Brief - Pull out every line with the word "CONCEPTOS".

━━━━━━━━

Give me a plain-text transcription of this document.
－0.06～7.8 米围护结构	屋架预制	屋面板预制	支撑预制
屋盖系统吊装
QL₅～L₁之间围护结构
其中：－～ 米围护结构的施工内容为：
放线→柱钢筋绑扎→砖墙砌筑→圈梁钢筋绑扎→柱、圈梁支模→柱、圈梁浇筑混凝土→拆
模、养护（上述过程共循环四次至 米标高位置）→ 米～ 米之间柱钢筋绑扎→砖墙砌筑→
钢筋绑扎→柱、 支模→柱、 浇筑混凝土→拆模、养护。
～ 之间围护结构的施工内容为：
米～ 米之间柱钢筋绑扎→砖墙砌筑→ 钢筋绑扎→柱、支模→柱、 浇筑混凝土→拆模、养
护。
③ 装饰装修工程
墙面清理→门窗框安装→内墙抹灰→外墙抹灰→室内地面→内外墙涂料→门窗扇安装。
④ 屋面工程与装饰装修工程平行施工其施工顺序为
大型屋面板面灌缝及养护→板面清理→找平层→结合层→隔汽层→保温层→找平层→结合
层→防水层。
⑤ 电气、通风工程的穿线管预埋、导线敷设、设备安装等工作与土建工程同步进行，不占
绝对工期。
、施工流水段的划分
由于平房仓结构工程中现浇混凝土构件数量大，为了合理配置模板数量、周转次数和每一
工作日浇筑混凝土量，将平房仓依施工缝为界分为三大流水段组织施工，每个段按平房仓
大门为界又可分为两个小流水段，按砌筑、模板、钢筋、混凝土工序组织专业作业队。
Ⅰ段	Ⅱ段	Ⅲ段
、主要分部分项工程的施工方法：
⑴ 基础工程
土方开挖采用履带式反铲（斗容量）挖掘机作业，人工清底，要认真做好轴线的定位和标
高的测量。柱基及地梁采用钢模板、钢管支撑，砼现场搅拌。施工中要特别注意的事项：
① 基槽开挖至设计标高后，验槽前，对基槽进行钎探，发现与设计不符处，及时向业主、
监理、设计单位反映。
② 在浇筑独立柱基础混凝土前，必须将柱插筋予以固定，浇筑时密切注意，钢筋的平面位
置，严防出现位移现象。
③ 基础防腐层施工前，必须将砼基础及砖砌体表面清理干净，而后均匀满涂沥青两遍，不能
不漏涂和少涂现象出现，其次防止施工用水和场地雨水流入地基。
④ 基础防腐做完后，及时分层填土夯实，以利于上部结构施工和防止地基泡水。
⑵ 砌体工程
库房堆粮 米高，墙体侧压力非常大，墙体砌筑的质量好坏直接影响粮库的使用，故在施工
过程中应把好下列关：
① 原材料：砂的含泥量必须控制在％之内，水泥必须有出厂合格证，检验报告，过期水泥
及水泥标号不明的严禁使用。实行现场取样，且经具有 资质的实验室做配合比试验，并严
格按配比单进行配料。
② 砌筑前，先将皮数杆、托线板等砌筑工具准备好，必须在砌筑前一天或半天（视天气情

━━━━━━━━

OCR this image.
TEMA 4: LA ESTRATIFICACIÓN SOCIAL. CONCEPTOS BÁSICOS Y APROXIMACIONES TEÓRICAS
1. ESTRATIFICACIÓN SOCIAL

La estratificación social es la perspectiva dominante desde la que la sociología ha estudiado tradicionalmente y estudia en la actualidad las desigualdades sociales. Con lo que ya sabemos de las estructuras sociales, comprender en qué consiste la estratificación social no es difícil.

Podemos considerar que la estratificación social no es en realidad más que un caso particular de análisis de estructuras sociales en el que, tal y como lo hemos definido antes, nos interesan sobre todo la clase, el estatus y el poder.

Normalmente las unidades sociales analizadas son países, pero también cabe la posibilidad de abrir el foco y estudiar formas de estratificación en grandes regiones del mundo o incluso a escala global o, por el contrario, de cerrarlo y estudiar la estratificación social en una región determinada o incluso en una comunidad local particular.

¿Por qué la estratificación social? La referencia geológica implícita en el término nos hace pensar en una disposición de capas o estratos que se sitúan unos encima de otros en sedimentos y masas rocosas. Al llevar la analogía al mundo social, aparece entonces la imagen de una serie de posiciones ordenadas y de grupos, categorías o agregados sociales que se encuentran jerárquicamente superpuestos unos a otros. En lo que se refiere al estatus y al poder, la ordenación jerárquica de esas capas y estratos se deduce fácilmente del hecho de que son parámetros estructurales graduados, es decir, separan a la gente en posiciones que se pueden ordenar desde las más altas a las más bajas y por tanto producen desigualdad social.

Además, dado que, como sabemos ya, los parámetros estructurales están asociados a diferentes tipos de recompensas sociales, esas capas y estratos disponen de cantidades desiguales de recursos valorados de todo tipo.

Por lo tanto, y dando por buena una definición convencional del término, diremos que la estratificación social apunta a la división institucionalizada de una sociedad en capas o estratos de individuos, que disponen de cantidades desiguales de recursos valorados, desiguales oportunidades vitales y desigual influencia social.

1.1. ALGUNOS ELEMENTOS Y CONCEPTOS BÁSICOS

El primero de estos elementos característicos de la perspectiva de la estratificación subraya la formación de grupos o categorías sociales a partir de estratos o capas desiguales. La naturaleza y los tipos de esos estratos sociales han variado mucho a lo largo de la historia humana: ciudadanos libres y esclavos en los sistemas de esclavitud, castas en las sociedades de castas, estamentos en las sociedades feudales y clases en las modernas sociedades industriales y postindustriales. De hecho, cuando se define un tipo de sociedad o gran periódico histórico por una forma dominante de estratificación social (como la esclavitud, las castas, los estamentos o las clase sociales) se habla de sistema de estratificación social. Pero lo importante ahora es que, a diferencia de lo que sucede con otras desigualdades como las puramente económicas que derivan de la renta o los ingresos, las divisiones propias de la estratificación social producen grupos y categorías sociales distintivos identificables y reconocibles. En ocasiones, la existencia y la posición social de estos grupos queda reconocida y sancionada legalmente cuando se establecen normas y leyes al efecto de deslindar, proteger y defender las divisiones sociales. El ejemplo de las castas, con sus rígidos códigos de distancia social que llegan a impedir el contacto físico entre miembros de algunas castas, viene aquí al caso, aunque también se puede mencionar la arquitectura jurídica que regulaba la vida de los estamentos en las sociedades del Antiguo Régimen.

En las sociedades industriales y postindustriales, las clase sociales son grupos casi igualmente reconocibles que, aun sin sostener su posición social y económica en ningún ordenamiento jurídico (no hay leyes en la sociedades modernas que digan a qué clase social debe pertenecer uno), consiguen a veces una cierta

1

━━━━━━━━

The result -
TEMA 4: LA ESTRATIFICACIÓN SOCIAL. CONCEPTOS BÁSICOS Y APROXIMACIONES TEÓRICAS
1.1. ALGUNOS ELEMENTOS Y CONCEPTOS BÁSICOS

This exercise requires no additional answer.